* GIVEN PROBLEM A
Answer these questions from the book review:
(i) What traps the artist's foot during the climb?
(ii) Which earlier book by Hall does the review name?
(iii) Which writer does the review say the earlier book echoes?

The tragedy is that one of those twins, who lived his adult life as a man-boy, is dead, killed in a freak accident that had a suicidal dimension.

The Peter sequences are not about grief, they are even more immediate. The artist, having set off to climb the local mountain, has had a mishap. His foot is trapped between stones. Try as he might, this angry, raging man is caught. Again the symbolism is powerful; the feisty artist is old, contained within age. It is as if he is being forced to peer intently at the northern England landscape that has dominated his work.

At the heart of the text are entries from a journal kept by another artist, a man who had lived a reclusive life in that same Italian village as the young blind girl. The artist was a mentor of sorts to the very much younger Peter. It is all connected, too connected, yet, to Hall’s credit, never too easy.

This new book comes within two years of Hall’s impressive, apocalyptic tale The Carhullan Army. It is a futuristic, forceful, prophetic book, if admittedly, in the wake of earlier forceful, prophetic books. There are echoes of Margaret Atwood. Hall is an opinionated writer – she tells stories, but she also notices everything. There is a bite and an anger; she is alert, reluctant to let an opportunity slip away. It really is a case of everything but the kitchen sink. No, the kitchen sink is there too. Before Peter has his fall, he is driving along the moor. Winding down the car window, he inhales the clean air and thinks about hares. “The hares seem bigger this year, bigger every year. Haunches, whiskers, paws: he’s sure they’re expanding. Maybe it’s Sellafield’s radiation, reaching inland. Maybe it was that lurid rain drifting over from Chernobyl . . . Come the apocalypse it’ll be the super-size hare owning the country, with its lengthening backbone and its shrewd alien face . . . ” Meanwhile he realises that the dairy cows trudging along the road “are relics of another era”.

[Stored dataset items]

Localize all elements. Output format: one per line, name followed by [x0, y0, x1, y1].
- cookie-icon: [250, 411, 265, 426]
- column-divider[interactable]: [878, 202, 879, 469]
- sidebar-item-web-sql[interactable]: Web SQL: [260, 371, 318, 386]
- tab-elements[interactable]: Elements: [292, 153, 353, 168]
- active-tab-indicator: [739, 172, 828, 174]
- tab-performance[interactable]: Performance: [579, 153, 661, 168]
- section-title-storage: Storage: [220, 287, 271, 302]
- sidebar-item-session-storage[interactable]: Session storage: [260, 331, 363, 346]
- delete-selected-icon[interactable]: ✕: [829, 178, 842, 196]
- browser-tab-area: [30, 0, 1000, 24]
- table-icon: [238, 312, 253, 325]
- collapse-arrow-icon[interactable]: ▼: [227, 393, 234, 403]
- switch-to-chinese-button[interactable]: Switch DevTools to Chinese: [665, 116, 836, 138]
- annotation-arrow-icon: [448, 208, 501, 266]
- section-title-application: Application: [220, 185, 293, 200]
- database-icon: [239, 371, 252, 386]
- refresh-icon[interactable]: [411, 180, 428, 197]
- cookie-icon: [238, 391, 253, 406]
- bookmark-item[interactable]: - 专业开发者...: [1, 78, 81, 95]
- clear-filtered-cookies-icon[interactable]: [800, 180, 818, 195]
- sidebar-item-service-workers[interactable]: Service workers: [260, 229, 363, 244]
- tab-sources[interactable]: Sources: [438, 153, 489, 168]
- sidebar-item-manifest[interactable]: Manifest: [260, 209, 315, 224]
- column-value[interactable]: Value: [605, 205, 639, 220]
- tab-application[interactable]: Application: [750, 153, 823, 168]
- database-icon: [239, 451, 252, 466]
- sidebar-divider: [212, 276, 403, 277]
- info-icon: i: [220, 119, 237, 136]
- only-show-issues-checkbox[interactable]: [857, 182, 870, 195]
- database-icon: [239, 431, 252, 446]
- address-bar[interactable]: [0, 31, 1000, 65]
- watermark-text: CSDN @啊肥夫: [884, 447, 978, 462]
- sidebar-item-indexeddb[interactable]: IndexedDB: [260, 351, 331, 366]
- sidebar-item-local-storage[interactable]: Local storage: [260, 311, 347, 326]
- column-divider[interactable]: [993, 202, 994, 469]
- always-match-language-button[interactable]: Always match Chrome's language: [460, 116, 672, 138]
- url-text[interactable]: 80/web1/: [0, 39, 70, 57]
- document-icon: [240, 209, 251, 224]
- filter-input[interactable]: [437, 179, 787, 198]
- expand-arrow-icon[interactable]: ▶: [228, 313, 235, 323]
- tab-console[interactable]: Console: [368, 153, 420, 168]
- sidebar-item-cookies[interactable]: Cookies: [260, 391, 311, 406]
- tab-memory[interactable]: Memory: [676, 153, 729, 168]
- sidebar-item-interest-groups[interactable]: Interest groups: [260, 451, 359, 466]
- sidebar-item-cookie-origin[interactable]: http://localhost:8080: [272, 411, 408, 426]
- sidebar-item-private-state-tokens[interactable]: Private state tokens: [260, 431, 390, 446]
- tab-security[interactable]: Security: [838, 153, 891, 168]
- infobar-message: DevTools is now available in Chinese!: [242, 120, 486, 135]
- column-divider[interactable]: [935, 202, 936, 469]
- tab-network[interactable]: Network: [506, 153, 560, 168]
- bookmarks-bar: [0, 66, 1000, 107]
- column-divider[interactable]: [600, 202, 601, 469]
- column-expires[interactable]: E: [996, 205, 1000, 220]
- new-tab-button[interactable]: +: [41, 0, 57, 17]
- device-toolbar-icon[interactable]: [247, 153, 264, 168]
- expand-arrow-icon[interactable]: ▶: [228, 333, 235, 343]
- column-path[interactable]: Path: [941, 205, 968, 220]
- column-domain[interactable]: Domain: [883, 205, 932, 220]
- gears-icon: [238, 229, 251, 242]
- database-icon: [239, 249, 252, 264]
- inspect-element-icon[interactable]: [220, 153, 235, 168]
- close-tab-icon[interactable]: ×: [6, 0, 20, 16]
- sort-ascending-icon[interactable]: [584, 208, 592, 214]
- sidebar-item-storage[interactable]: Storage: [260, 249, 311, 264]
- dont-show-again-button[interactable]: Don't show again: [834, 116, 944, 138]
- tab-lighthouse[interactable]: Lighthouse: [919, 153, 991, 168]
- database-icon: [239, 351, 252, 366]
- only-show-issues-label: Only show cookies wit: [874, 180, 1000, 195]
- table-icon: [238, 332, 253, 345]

* GIVEN PROBLEM B
Rewrite the records from their first line down to the line containing "- sidebar-divider: [212, 276, 403, 277]", replacing each "database-icon" with "db-icon" and leaving everything else unchanged. Give only those lines.

* WORKED ANSWER A
(i) Stones: his foot is trapped between them.
(ii) The Carhullan Army.
(iii) Margaret Atwood.

* WORKED ANSWER B
Localize all elements. Output format: one per line, name followed by [x0, y0, x1, y1].
- cookie-icon: [250, 411, 265, 426]
- column-divider[interactable]: [878, 202, 879, 469]
- sidebar-item-web-sql[interactable]: Web SQL: [260, 371, 318, 386]
- tab-elements[interactable]: Elements: [292, 153, 353, 168]
- active-tab-indicator: [739, 172, 828, 174]
- tab-performance[interactable]: Performance: [579, 153, 661, 168]
- section-title-storage: Storage: [220, 287, 271, 302]
- sidebar-item-session-storage[interactable]: Session storage: [260, 331, 363, 346]
- delete-selected-icon[interactable]: ✕: [829, 178, 842, 196]
- browser-tab-area: [30, 0, 1000, 24]
- table-icon: [238, 312, 253, 325]
- collapse-arrow-icon[interactable]: ▼: [227, 393, 234, 403]
- switch-to-chinese-button[interactable]: Switch DevTools to Chinese: [665, 116, 836, 138]
- annotation-arrow-icon: [448, 208, 501, 266]
- section-title-application: Application: [220, 185, 293, 200]
- db-icon: [239, 371, 252, 386]
- refresh-icon[interactable]: [411, 180, 428, 197]
- cookie-icon: [238, 391, 253, 406]
- bookmark-item[interactable]: - 专业开发者...: [1, 78, 81, 95]
- clear-filtered-cookies-icon[interactable]: [800, 180, 818, 195]
- sidebar-item-service-workers[interactable]: Service workers: [260, 229, 363, 244]
- tab-sources[interactable]: Sources: [438, 153, 489, 168]
- sidebar-item-manifest[interactable]: Manifest: [260, 209, 315, 224]
- column-value[interactable]: Value: [605, 205, 639, 220]
- tab-application[interactable]: Application: [750, 153, 823, 168]
- db-icon: [239, 451, 252, 466]
- sidebar-divider: [212, 276, 403, 277]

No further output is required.